::: Records for this exercise :::

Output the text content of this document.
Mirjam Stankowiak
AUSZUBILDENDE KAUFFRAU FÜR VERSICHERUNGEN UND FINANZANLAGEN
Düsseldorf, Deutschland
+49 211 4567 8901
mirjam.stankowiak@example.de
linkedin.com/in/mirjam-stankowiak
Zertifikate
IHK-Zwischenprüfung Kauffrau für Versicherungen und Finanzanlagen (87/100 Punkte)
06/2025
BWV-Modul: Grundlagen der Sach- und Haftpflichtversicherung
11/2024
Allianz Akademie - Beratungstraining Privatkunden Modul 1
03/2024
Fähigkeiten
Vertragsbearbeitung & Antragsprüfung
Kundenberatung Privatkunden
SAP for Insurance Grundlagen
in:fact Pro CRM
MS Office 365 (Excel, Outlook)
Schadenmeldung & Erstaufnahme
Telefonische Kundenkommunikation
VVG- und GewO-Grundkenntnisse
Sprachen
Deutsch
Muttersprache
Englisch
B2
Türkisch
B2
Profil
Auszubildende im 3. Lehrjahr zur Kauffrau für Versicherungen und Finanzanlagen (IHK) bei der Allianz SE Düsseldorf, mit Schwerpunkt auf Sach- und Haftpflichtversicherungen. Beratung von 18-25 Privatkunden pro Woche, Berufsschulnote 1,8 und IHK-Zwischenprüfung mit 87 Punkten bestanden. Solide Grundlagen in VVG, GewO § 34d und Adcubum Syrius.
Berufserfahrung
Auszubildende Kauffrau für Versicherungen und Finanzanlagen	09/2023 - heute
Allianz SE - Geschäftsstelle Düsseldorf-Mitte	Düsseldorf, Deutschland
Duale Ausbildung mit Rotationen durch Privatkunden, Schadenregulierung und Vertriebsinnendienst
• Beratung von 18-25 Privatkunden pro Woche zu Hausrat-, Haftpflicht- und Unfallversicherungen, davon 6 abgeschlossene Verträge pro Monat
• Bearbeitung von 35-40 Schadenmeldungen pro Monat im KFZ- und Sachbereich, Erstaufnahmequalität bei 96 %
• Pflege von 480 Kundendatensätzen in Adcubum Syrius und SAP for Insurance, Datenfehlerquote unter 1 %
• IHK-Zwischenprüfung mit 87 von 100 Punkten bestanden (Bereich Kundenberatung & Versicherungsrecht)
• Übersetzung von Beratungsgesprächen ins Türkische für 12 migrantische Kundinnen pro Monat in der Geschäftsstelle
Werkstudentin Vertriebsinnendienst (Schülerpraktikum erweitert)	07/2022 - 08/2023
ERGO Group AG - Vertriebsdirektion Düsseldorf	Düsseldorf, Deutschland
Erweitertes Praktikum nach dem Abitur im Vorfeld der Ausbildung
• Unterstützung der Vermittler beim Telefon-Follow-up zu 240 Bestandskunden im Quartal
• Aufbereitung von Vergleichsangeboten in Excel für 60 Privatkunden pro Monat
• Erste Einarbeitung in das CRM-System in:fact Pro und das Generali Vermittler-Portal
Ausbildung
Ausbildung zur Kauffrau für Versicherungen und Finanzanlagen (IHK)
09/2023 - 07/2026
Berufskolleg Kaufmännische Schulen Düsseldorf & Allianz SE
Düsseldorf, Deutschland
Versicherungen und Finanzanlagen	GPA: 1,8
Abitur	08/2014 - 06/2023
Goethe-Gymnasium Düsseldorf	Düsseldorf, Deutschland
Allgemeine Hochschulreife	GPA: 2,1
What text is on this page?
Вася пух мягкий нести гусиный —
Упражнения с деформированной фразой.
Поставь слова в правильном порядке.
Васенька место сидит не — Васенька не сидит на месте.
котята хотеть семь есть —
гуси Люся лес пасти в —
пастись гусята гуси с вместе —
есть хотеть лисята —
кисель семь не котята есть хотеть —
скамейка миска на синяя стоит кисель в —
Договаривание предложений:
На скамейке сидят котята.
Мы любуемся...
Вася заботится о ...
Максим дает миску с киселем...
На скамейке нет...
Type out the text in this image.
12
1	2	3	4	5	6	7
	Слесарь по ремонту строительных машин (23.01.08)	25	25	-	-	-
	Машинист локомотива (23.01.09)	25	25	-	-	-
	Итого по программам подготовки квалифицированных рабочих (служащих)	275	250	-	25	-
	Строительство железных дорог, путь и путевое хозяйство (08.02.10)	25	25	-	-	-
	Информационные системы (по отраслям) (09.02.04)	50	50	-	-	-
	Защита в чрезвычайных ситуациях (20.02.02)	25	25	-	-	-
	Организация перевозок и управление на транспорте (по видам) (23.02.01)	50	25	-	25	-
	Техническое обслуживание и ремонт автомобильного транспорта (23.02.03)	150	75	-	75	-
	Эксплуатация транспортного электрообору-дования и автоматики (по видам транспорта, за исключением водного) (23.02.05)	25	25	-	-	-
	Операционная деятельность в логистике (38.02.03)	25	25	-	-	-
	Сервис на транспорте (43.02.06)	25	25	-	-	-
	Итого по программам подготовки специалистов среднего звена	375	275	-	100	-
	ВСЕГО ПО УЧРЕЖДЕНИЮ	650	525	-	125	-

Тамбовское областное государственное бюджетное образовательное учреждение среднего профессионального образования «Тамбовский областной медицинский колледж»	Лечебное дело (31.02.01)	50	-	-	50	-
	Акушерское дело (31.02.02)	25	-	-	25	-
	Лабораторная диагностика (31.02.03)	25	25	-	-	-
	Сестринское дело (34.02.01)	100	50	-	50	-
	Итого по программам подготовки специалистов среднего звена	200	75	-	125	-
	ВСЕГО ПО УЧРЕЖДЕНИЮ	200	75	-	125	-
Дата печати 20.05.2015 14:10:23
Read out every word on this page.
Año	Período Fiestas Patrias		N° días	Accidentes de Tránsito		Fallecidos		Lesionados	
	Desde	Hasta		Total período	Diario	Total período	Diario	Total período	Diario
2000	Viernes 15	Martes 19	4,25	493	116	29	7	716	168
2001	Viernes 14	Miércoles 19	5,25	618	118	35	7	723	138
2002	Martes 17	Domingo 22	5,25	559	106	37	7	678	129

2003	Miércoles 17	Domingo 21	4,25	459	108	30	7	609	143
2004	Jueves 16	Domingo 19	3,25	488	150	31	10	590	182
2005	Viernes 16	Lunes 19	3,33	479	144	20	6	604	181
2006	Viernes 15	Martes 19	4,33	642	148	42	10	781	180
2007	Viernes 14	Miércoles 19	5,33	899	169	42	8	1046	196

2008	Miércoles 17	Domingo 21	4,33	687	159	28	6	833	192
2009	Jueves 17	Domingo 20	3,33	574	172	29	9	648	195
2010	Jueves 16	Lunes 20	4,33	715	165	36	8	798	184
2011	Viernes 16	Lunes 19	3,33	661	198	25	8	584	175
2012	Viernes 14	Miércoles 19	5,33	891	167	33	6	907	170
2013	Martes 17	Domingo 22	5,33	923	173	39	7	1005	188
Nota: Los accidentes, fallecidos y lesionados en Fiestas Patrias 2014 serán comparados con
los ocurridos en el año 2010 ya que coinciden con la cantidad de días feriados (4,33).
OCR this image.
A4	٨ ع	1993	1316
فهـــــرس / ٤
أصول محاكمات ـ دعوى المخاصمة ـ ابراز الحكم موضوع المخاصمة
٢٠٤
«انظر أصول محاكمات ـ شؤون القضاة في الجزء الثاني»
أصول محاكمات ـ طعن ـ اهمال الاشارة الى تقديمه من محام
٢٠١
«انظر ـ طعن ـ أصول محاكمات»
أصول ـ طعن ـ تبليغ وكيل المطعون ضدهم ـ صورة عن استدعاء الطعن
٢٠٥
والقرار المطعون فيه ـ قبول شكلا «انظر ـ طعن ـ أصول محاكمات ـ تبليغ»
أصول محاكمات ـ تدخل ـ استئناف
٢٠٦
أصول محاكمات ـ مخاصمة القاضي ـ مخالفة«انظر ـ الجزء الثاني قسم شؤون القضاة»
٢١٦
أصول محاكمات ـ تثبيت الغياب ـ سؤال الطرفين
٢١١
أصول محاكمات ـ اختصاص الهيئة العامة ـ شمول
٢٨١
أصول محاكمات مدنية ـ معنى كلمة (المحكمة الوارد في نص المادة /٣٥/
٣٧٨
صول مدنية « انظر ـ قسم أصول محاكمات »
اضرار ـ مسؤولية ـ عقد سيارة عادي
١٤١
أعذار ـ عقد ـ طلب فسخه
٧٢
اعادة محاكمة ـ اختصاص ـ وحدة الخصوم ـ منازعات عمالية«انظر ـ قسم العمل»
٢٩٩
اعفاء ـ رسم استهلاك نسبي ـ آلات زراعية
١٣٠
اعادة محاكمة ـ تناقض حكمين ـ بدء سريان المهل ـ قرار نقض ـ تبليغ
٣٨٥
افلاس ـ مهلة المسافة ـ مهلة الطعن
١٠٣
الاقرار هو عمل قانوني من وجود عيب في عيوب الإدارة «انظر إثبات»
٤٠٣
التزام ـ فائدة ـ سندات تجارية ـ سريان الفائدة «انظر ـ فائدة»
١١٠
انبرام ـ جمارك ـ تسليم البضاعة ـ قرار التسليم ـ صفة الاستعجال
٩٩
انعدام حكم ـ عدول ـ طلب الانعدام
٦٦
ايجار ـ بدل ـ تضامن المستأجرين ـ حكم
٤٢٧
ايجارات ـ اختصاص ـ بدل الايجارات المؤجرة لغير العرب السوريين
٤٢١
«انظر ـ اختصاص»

:::

__Goal__
List all lines where "Vermittler" occurs.

__Exercise solution__
• Unterstützung der Vermittler beim Telefon-Follow-up zu 240 Bestandskunden im Quartal
• Erste Einarbeitung in das CRM-System in:fact Pro und das Generali Vermittler-Portal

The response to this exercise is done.